** Start **

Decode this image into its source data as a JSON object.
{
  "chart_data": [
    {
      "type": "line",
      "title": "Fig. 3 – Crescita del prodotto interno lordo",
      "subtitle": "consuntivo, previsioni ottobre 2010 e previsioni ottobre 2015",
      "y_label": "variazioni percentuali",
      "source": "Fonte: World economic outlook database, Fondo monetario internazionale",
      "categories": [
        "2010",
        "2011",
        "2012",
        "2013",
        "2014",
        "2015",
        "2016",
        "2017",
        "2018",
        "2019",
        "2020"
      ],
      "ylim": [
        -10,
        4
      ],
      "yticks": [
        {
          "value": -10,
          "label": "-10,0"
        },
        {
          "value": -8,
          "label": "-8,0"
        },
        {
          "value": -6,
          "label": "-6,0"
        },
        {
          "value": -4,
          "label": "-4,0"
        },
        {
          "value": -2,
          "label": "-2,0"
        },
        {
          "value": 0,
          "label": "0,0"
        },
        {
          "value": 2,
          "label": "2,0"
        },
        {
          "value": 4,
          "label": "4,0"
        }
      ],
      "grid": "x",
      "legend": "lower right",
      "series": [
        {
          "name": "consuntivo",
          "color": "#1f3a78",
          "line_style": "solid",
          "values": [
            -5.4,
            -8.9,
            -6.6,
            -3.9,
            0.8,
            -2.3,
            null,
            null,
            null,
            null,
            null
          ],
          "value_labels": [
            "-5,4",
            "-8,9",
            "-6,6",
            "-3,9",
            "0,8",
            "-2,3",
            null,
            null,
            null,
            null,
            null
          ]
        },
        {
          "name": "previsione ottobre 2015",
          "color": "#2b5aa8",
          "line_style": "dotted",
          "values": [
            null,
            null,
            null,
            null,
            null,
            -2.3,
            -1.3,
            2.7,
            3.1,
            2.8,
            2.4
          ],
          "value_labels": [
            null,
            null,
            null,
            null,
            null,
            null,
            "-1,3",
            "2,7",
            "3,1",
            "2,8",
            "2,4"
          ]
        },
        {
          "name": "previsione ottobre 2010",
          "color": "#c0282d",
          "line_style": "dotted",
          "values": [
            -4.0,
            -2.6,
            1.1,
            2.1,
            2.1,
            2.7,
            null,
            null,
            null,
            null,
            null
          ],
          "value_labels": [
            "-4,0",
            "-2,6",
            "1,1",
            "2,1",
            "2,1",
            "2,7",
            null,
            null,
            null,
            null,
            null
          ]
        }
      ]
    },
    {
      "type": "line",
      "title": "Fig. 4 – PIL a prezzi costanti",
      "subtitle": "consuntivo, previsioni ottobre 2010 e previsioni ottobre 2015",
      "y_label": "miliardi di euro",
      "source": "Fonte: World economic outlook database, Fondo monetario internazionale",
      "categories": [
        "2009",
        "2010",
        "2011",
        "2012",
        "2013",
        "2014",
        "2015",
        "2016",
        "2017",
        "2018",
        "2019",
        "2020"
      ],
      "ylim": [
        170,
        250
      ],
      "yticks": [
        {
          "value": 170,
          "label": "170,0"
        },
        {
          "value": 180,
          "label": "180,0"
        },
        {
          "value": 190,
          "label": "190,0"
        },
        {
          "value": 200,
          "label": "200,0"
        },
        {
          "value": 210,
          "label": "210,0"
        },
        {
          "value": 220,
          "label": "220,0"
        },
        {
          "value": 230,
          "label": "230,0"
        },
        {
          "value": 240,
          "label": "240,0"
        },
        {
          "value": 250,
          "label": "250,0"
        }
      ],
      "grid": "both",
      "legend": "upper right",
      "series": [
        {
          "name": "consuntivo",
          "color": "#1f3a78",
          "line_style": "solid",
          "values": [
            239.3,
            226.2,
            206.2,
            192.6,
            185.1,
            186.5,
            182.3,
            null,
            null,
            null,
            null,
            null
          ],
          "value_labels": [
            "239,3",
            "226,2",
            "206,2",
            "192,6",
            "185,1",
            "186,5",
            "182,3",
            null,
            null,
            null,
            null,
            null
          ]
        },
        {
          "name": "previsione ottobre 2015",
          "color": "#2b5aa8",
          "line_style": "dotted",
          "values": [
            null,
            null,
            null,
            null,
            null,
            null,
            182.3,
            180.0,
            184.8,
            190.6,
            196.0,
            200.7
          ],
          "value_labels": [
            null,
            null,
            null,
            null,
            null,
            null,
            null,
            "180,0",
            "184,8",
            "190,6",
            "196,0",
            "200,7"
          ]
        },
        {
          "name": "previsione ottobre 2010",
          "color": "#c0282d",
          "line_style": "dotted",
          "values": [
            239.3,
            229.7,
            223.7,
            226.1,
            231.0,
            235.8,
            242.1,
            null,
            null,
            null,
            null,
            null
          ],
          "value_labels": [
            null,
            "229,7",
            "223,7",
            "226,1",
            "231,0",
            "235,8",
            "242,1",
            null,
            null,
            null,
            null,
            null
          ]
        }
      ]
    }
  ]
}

** End **

** Direction **
Work through the records line by line and tally those with the word "right". Report only the total.

** Complete answer **
2